Saved entries:

┄┄┄┄┄┄┄┄┄┄┄┄┄┄┄┄┄┄┄┄

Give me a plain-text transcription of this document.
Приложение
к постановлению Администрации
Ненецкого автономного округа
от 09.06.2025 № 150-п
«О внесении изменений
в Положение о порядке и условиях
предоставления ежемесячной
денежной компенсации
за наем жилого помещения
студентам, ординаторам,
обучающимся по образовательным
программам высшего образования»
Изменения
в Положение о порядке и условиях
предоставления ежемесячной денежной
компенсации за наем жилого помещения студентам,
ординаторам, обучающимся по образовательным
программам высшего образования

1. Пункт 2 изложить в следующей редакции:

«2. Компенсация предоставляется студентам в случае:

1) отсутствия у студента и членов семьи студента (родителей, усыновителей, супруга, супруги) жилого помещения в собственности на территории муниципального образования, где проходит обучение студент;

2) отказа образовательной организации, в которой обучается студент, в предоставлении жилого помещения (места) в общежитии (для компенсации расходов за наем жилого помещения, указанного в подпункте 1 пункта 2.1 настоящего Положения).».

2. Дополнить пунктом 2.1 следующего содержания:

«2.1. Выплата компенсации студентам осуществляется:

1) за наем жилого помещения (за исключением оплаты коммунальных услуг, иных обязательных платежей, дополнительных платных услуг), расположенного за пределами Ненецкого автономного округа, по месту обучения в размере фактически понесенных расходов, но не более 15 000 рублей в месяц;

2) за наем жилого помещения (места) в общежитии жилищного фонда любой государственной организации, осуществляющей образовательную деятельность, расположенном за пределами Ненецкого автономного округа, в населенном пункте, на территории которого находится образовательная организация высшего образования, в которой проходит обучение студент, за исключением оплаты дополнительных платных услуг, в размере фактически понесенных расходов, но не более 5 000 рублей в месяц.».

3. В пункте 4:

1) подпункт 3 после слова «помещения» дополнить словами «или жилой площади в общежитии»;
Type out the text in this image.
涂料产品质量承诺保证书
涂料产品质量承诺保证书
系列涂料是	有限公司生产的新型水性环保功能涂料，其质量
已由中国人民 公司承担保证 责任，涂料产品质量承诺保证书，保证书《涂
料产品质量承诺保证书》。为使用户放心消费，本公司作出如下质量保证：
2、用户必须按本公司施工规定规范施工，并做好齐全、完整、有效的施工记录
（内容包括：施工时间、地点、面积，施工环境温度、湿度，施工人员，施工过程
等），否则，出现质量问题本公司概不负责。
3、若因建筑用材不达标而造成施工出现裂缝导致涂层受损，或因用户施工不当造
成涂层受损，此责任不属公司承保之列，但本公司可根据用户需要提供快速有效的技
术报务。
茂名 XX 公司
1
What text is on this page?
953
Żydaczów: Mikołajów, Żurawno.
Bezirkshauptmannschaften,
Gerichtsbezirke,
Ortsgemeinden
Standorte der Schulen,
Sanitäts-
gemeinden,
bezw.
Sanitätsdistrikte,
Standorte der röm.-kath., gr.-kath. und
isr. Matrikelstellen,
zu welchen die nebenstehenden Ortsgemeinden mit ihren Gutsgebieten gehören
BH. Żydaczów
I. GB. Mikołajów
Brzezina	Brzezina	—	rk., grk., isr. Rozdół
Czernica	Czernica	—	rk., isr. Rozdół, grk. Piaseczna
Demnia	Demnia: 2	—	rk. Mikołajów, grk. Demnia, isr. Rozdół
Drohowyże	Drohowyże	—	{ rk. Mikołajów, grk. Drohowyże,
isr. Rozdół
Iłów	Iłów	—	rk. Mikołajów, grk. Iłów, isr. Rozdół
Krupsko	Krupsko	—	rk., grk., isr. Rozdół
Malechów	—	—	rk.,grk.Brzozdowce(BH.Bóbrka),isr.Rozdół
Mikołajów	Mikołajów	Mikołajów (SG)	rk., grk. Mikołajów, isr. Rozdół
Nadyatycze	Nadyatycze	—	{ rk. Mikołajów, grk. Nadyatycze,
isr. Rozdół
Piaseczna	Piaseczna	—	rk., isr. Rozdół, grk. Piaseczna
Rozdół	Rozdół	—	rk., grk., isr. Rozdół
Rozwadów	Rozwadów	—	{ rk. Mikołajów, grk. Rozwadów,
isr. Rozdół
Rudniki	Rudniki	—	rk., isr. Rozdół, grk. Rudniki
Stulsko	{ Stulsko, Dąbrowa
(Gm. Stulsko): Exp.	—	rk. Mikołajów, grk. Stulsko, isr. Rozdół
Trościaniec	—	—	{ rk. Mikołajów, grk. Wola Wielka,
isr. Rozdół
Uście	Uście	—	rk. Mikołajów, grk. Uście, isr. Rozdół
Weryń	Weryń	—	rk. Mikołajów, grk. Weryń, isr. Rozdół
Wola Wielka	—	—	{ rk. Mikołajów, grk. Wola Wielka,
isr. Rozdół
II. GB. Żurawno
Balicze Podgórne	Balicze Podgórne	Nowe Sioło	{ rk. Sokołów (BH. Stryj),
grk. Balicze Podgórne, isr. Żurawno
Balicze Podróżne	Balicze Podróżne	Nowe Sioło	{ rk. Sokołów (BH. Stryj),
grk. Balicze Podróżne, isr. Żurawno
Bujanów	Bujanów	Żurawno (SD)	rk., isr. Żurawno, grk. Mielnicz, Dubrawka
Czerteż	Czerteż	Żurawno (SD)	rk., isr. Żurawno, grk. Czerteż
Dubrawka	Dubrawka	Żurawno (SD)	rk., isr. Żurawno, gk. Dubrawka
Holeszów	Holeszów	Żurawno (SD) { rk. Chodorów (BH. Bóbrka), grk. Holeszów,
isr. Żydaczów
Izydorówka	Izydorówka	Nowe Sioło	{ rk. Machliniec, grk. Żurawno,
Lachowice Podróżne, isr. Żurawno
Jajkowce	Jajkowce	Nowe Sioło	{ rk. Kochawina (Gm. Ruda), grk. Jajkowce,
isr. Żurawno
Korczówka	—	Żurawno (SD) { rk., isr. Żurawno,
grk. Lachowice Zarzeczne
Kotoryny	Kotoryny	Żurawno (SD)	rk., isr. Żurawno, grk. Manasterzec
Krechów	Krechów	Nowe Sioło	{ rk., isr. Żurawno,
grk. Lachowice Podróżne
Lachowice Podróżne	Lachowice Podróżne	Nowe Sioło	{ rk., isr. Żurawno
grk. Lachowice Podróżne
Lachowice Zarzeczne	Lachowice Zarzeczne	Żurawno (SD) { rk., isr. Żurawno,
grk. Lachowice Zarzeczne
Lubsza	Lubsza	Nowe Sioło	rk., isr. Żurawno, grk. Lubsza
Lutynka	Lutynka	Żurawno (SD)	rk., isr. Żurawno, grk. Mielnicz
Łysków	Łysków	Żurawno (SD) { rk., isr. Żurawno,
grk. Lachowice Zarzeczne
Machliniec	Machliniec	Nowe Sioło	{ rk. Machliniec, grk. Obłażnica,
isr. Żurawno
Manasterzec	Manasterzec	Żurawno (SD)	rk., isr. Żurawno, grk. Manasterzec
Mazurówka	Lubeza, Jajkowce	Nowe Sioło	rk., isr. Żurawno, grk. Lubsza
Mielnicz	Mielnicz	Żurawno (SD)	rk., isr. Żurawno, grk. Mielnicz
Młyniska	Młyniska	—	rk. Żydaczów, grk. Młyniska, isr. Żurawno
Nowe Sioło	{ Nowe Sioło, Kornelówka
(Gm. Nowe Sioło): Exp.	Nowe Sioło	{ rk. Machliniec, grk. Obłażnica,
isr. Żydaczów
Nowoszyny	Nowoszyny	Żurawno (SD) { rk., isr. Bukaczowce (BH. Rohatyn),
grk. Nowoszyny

┄┄┄┄┄┄┄┄┄┄┄┄┄┄┄┄┄┄┄┄

Short problem:
Show every line from the listing above in which the string "Podróżne" appears.

Task answer:
Balicze Podróżne	Balicze Podróżne	Nowe Sioło	{ rk. Sokołów (BH. Stryj),
grk. Balicze Podróżne, isr. Żurawno
Lachowice Podróżne, isr. Żurawno
grk. Lachowice Podróżne
Lachowice Podróżne	Lachowice Podróżne	Nowe Sioło	{ rk., isr. Żurawno
grk. Lachowice Podróżne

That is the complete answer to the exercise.